» YOUR OBJECTIVE
Transcribe each line of the material as it is, and drop any picture.

Dataset entries:
---*---

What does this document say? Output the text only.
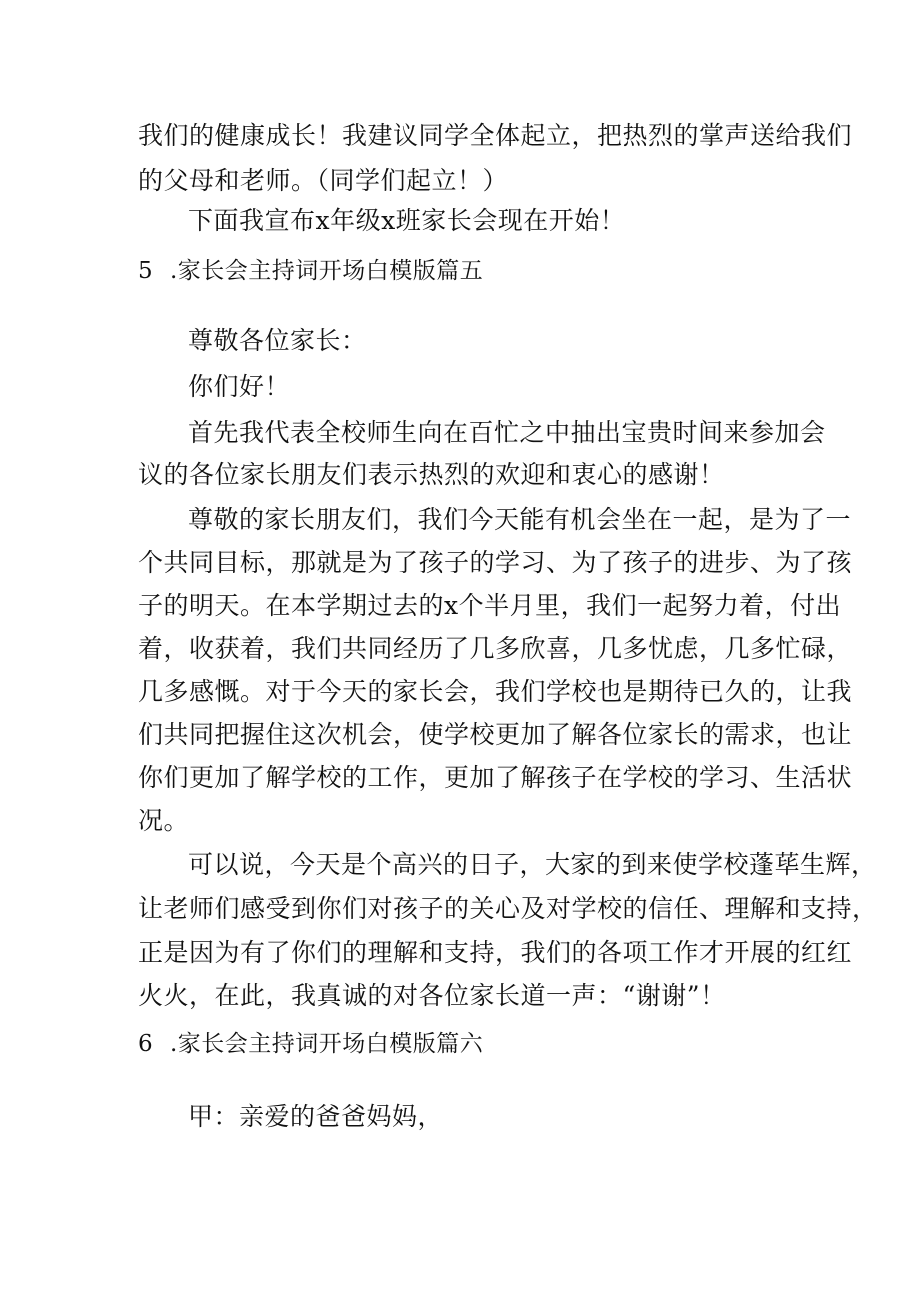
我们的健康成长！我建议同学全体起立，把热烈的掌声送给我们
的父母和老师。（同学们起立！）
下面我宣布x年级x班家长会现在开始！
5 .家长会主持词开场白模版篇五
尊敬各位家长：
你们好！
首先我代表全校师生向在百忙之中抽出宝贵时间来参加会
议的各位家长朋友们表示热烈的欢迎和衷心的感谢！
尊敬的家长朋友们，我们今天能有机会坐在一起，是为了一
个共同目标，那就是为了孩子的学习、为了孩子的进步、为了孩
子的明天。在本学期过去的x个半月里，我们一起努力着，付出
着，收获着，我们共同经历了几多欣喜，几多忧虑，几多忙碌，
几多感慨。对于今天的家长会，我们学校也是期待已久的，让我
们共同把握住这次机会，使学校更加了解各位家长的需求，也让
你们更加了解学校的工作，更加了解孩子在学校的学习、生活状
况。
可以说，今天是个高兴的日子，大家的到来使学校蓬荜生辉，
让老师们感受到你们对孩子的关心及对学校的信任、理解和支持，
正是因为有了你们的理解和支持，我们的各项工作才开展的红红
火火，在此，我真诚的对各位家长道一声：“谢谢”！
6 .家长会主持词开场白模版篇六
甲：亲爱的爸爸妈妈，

---*---

» COMPLETE RESPONSE
What does this document say? Output the text only.
我们的健康成长！我建议同学全体起立，把热烈的掌声送给我们
的父母和老师。（同学们起立！）
下面我宣布x年级x班家长会现在开始！
5 .家长会主持词开场白模版篇五
尊敬各位家长：
你们好！
首先我代表全校师生向在百忙之中抽出宝贵时间来参加会
议的各位家长朋友们表示热烈的欢迎和衷心的感谢！
尊敬的家长朋友们，我们今天能有机会坐在一起，是为了一
个共同目标，那就是为了孩子的学习、为了孩子的进步、为了孩
子的明天。在本学期过去的x个半月里，我们一起努力着，付出
着，收获着，我们共同经历了几多欣喜，几多忧虑，几多忙碌，
几多感慨。对于今天的家长会，我们学校也是期待已久的，让我
们共同把握住这次机会，使学校更加了解各位家长的需求，也让
你们更加了解学校的工作，更加了解孩子在学校的学习、生活状
况。
可以说，今天是个高兴的日子，大家的到来使学校蓬荜生辉，
让老师们感受到你们对孩子的关心及对学校的信任、理解和支持，
正是因为有了你们的理解和支持，我们的各项工作才开展的红红
火火，在此，我真诚的对各位家长道一声：“谢谢”！
6 .家长会主持词开场白模版篇六
甲：亲爱的爸爸妈妈，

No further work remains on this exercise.